▶ INSTRUCTION
For this exercise, repeat all of the material verbatim apart from its images.

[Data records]
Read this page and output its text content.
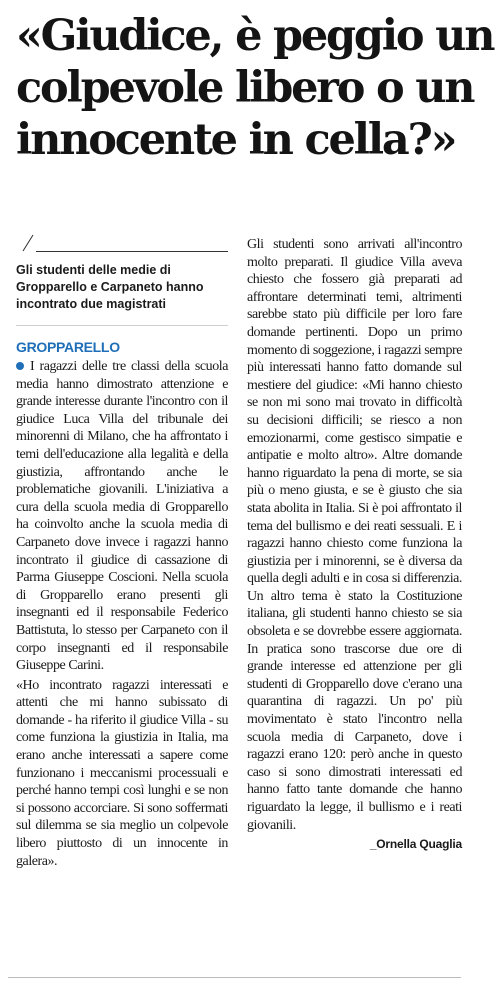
«Giudice, è peggio un
colpevole libero o un
innocente in cella?»

Gli studenti delle medie di Gropparello e Carpaneto hanno incontrato due magistrati

GROPPARELLO

I ragazzi delle tre classi della scuola media hanno dimostrato attenzione e grande interesse durante l'incontro con il giudice Luca Villa del tribunale dei minorenni di Milano, che ha affrontato i temi dell'educazione alla legalità e della giustizia, affrontando anche le problematiche giovanili. L'iniziativa a cura della scuola media di Gropparello ha coinvolto anche la scuola media di Carpaneto dove invece i ragazzi hanno incontrato il giudice di cassazione di Parma Giuseppe Coscioni. Nella scuola di Gropparello erano presenti gli insegnanti ed il responsabile Federico Battistuta, lo stesso per Carpaneto con il corpo insegnanti ed il responsabile Giuseppe Carini.

«Ho incontrato ragazzi interessati e attenti che mi hanno subissato di domande - ha riferito il giudice Villa - su come funziona la giustizia in Italia, ma erano anche interessati a sapere come funzionano i meccanismi processuali e perché hanno tempi così lunghi e se non si possono accorciare. Si sono soffermati sul dilemma se sia meglio un colpevole libero piuttosto di un innocente in galera».

Gli studenti sono arrivati all'incontro molto preparati. Il giudice Villa aveva chiesto che fossero già preparati ad affrontare determinati temi, altrimenti sarebbe stato più difficile per loro fare domande pertinenti. Dopo un primo momento di soggezione, i ragazzi sempre più interessati hanno fatto domande sul mestiere del giudice: «Mi hanno chiesto se non mi sono mai trovato in difficoltà su decisioni difficili; se riesco a non emozionarmi, come gestisco simpatie e antipatie e molto altro». Altre domande hanno riguardato la pena di morte, se sia più o meno giusta, e se è giusto che sia stata abolita in Italia. Si è poi affrontato il tema del bullismo e dei reati sessuali. E i ragazzi hanno chiesto come funziona la giustizia per i minorenni, se è diversa da quella degli adulti e in cosa si differenzia. Un altro tema è stato la Costituzione italiana, gli studenti hanno chiesto se sia obsoleta e se dovrebbe essere aggiornata. In pratica sono trascorse due ore di grande interesse ed attenzione per gli studenti di Gropparello dove c'erano una quarantina di ragazzi. Un po' più movimentato è stato l'incontro nella scuola media di Carpaneto, dove i ragazzi erano 120: però anche in questo caso si sono dimostrati interessati ed hanno fatto tante domande che hanno riguardato la legge, il bullismo e i reati giovanili.

_Ornella Quaglia
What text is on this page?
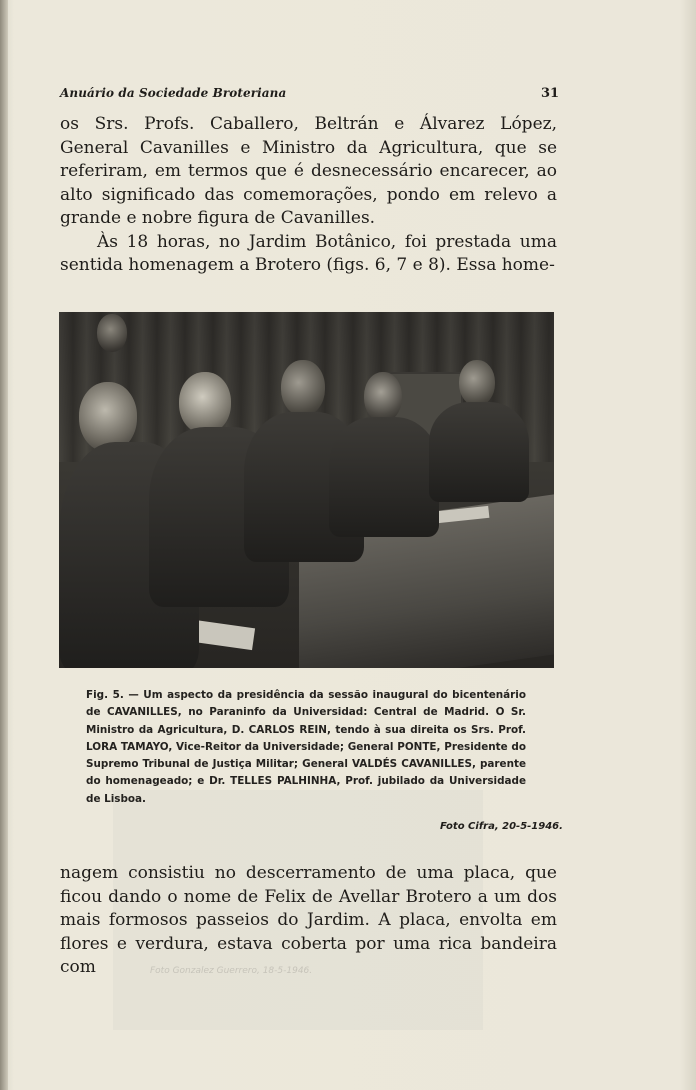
Anuário da Sociedade Broteriana	31

os Srs. Profs. Caballero, Beltrán e Álvarez López, General Cavanilles e Ministro da Agricultura, que se referiram, em termos que é desnecessário encarecer, ao alto significado das comemorações, pondo em relevo a grande e nobre figura de Cavanilles.

Às 18 horas, no Jardim Botânico, foi prestada uma sentida homenagem a Brotero (figs. 6, 7 e 8). Essa home-

Fig. 5. — Um aspecto da presidência da sessão inaugural do bicentenário de CAVANILLES, no Paraninfo da Universidad: Central de Madrid. O Sr. Ministro da Agricultura, D. CARLOS REIN, tendo à sua direita os Srs. Prof. LORA TAMAYO, Vice-Reitor da Universidade; General PONTE, Presidente do Supremo Tribunal de Justiça Militar; General VALDÉS CAVANILLES, parente do homenageado; e Dr. TELLES PALHINHA, Prof. jubilado da Universidade de Lisboa.
Foto Cifra, 20-5-1946.

nagem consistiu no descerramento de uma placa, que ficou dando o nome de Felix de Avellar Brotero a um dos mais formosos passeios do Jardim. A placa, envolta em flores e verdura, estava coberta por uma rica bandeira com	Foto Gonzalez Guerrero, 18-5-1946.
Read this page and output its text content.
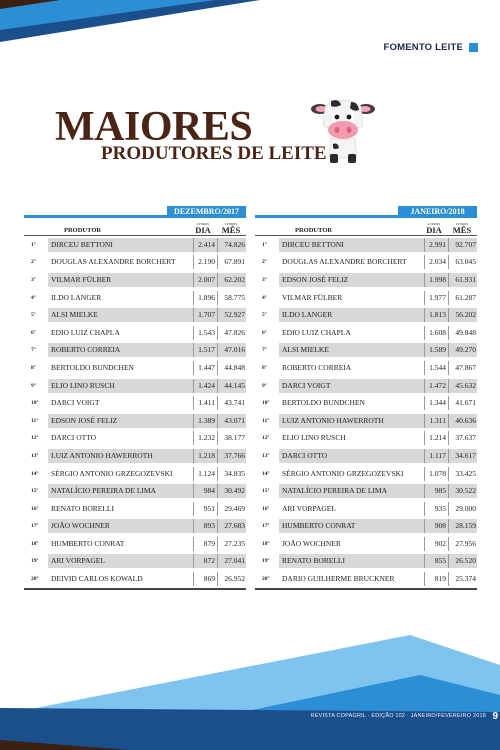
FOMENTO LEITE
MAIORES
PRODUTORES DE LEITE
DEZEMBRO/2017
PRODUTOR
LITROS
DIA
LITROS
MÊS
1º	DIRCEU BETTONI	2.414	74.826
2º	DOUGLAS ALEXANDRE BORCHERT	2.190	67.891
3º	VILMAR FÜLBER	2.007	62.202
4º	ILDO LANGER	1.896	58.775
5º	ALSI MIELKE	1.707	52.927
6º	EDIO LUIZ CHAPLA	1.543	47.826
7º	ROBERTO CORREIA	1.517	47.016
8º	BERTOLDO BUNDCHEN	1.447	44.848
9º	ELIO LINO RUSCH	1.424	44.145
10º	DARCI VOIGT	1.411	43.741
11º	EDSON JOSÉ FELIZ	1.389	43.071
12º	DARCI OTTO	1.232	38.177
13º	LUIZ ANTONIO HAWERROTH	1.218	37.766
14º	SÉRGIO ANTONIO GRZEGOZEVSKI	1.124	34.835
15º	NATALÍCIO PEREIRA DE LIMA	984	30.492
16º	RENATO BORELLI	951	29.469
17º	JOÃO WOCHNER	893	27.683
18º	HUMBERTO CONRAT	879	27.235
19º	ARI VORPAGEL	872	27.041
20º	DEIVID CARLOS KOWALD	869	26.952
JANEIRO/2018
PRODUTOR
LITROS
DIA
LITROS
MÊS
1º	DIRCEU BETTONI	2.991	92.707
2º	DOUGLAS ALEXANDRE BORCHERT	2.034	63.045
3º	EDSON JOSÉ FELIZ	1.998	61.931
4º	VILMAR FÜLBER	1.977	61.287
5º	ILDO LANGER	1.813	56.202
6º	EDIO LUIZ CHAPLA	1.608	49.848
7º	ALSI MIELKE	1.589	49.270
8º	ROBERTO CORREIA	1.544	47.867
9º	DARCI VOIGT	1.472	45.632
10º	BERTOLDO BUNDCHEN	1.344	41.671
11º	LUIZ ANTONIO HAWERROTH	1.311	40.636
12º	ELIO LINO RUSCH	1.214	37.637
13º	DARCI OTTO	1.117	34.617
14º	SÉRGIO ANTONIO GRZEGOZEVSKI	1.078	33.425
15º	NATALÍCIO PEREIRA DE LIMA	985	30.522
16º	ARI VORPAGEL	935	29.000
17º	HUMBERTO CONRAT	908	28.159
18º	JOÃO WOCHNER	902	27.956
19º	RENATO BORELLI	855	26.520
20º	DARIO GUILHERME BRUCKNER	819	25.374
REVISTA COPAGRIL · EDIÇÃO 102 · JANEIRO/FEVEREIRO 2018 9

▶ SOLVED PROBLEM
Read this page and output its text content.
«Giudice, è peggio un
colpevole libero o un
innocente in cella?»

Gli studenti delle medie di Gropparello e Carpaneto hanno incontrato due magistrati

GROPPARELLO

I ragazzi delle tre classi della scuola media hanno dimostrato attenzione e grande interesse durante l'incontro con il giudice Luca Villa del tribunale dei minorenni di Milano, che ha affrontato i temi dell'educazione alla legalità e della giustizia, affrontando anche le problematiche giovanili. L'iniziativa a cura della scuola media di Gropparello ha coinvolto anche la scuola media di Carpaneto dove invece i ragazzi hanno incontrato il giudice di cassazione di Parma Giuseppe Coscioni. Nella scuola di Gropparello erano presenti gli insegnanti ed il responsabile Federico Battistuta, lo stesso per Carpaneto con il corpo insegnanti ed il responsabile Giuseppe Carini.

«Ho incontrato ragazzi interessati e attenti che mi hanno subissato di domande - ha riferito il giudice Villa - su come funziona la giustizia in Italia, ma erano anche interessati a sapere come funzionano i meccanismi processuali e perché hanno tempi così lunghi e se non si possono accorciare. Si sono soffermati sul dilemma se sia meglio un colpevole libero piuttosto di un innocente in galera».

Gli studenti sono arrivati all'incontro molto preparati. Il giudice Villa aveva chiesto che fossero già preparati ad affrontare determinati temi, altrimenti sarebbe stato più difficile per loro fare domande pertinenti. Dopo un primo momento di soggezione, i ragazzi sempre più interessati hanno fatto domande sul mestiere del giudice: «Mi hanno chiesto se non mi sono mai trovato in difficoltà su decisioni difficili; se riesco a non emozionarmi, come gestisco simpatie e antipatie e molto altro». Altre domande hanno riguardato la pena di morte, se sia più o meno giusta, e se è giusto che sia stata abolita in Italia. Si è poi affrontato il tema del bullismo e dei reati sessuali. E i ragazzi hanno chiesto come funziona la giustizia per i minorenni, se è diversa da quella degli adulti e in cosa si differenzia. Un altro tema è stato la Costituzione italiana, gli studenti hanno chiesto se sia obsoleta e se dovrebbe essere aggiornata. In pratica sono trascorse due ore di grande interesse ed attenzione per gli studenti di Gropparello dove c'erano una quarantina di ragazzi. Un po' più movimentato è stato l'incontro nella scuola media di Carpaneto, dove i ragazzi erano 120: però anche in questo caso si sono dimostrati interessati ed hanno fatto tante domande che hanno riguardato la legge, il bullismo e i reati giovanili.

_Ornella Quaglia
What text is on this page?
Anuário da Sociedade Broteriana	31

os Srs. Profs. Caballero, Beltrán e Álvarez López, General Cavanilles e Ministro da Agricultura, que se referiram, em termos que é desnecessário encarecer, ao alto significado das comemorações, pondo em relevo a grande e nobre figura de Cavanilles.

Às 18 horas, no Jardim Botânico, foi prestada uma sentida homenagem a Brotero (figs. 6, 7 e 8). Essa home-

Fig. 5. — Um aspecto da presidência da sessão inaugural do bicentenário de CAVANILLES, no Paraninfo da Universidad: Central de Madrid. O Sr. Ministro da Agricultura, D. CARLOS REIN, tendo à sua direita os Srs. Prof. LORA TAMAYO, Vice-Reitor da Universidade; General PONTE, Presidente do Supremo Tribunal de Justiça Militar; General VALDÉS CAVANILLES, parente do homenageado; e Dr. TELLES PALHINHA, Prof. jubilado da Universidade de Lisboa.
Foto Cifra, 20-5-1946.

nagem consistiu no descerramento de uma placa, que ficou dando o nome de Felix de Avellar Brotero a um dos mais formosos passeios do Jardim. A placa, envolta em flores e verdura, estava coberta por uma rica bandeira com	Foto Gonzalez Guerrero, 18-5-1946.
Read this page and output its text content.
FOMENTO LEITE
MAIORES
PRODUTORES DE LEITE
DEZEMBRO/2017
PRODUTOR
LITROS
DIA
LITROS
MÊS
1º	DIRCEU BETTONI	2.414	74.826
2º	DOUGLAS ALEXANDRE BORCHERT	2.190	67.891
3º	VILMAR FÜLBER	2.007	62.202
4º	ILDO LANGER	1.896	58.775
5º	ALSI MIELKE	1.707	52.927
6º	EDIO LUIZ CHAPLA	1.543	47.826
7º	ROBERTO CORREIA	1.517	47.016
8º	BERTOLDO BUNDCHEN	1.447	44.848
9º	ELIO LINO RUSCH	1.424	44.145
10º	DARCI VOIGT	1.411	43.741
11º	EDSON JOSÉ FELIZ	1.389	43.071
12º	DARCI OTTO	1.232	38.177
13º	LUIZ ANTONIO HAWERROTH	1.218	37.766
14º	SÉRGIO ANTONIO GRZEGOZEVSKI	1.124	34.835
15º	NATALÍCIO PEREIRA DE LIMA	984	30.492
16º	RENATO BORELLI	951	29.469
17º	JOÃO WOCHNER	893	27.683
18º	HUMBERTO CONRAT	879	27.235
19º	ARI VORPAGEL	872	27.041
20º	DEIVID CARLOS KOWALD	869	26.952
JANEIRO/2018
PRODUTOR
LITROS
DIA
LITROS
MÊS
1º	DIRCEU BETTONI	2.991	92.707
2º	DOUGLAS ALEXANDRE BORCHERT	2.034	63.045
3º	EDSON JOSÉ FELIZ	1.998	61.931
4º	VILMAR FÜLBER	1.977	61.287
5º	ILDO LANGER	1.813	56.202
6º	EDIO LUIZ CHAPLA	1.608	49.848
7º	ALSI MIELKE	1.589	49.270
8º	ROBERTO CORREIA	1.544	47.867
9º	DARCI VOIGT	1.472	45.632
10º	BERTOLDO BUNDCHEN	1.344	41.671
11º	LUIZ ANTONIO HAWERROTH	1.311	40.636
12º	ELIO LINO RUSCH	1.214	37.637
13º	DARCI OTTO	1.117	34.617
14º	SÉRGIO ANTONIO GRZEGOZEVSKI	1.078	33.425
15º	NATALÍCIO PEREIRA DE LIMA	985	30.522
16º	ARI VORPAGEL	935	29.000
17º	HUMBERTO CONRAT	908	28.159
18º	JOÃO WOCHNER	902	27.956
19º	RENATO BORELLI	855	26.520
20º	DARIO GUILHERME BRUCKNER	819	25.374
REVISTA COPAGRIL · EDIÇÃO 102 · JANEIRO/FEVEREIRO 2018 9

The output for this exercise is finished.